_STATED PROBLEM_
What follows is a listing; give it again exactly, in its entirety.

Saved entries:
____
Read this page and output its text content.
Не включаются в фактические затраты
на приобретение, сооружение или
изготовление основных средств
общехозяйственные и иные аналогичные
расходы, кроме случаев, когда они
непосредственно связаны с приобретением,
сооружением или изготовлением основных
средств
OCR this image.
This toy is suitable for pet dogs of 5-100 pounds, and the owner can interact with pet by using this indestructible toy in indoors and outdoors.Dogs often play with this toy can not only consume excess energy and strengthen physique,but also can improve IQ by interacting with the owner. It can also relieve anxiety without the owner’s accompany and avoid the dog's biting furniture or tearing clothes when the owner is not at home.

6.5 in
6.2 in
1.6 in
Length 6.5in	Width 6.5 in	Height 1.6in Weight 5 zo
____
_THE OUTPUT_
Read this page and output its text content.
Не включаются в фактические затраты
на приобретение, сооружение или
изготовление основных средств
общехозяйственные и иные аналогичные
расходы, кроме случаев, когда они
непосредственно связаны с приобретением,
сооружением или изготовлением основных
средств
OCR this image.
This toy is suitable for pet dogs of 5-100 pounds, and the owner can interact with pet by using this indestructible toy in indoors and outdoors.Dogs often play with this toy can not only consume excess energy and strengthen physique,but also can improve IQ by interacting with the owner. It can also relieve anxiety without the owner’s accompany and avoid the dog's biting furniture or tearing clothes when the owner is not at home.

6.5 in
6.2 in
1.6 in
Length 6.5in	Width 6.5 in	Height 1.6in Weight 5 zo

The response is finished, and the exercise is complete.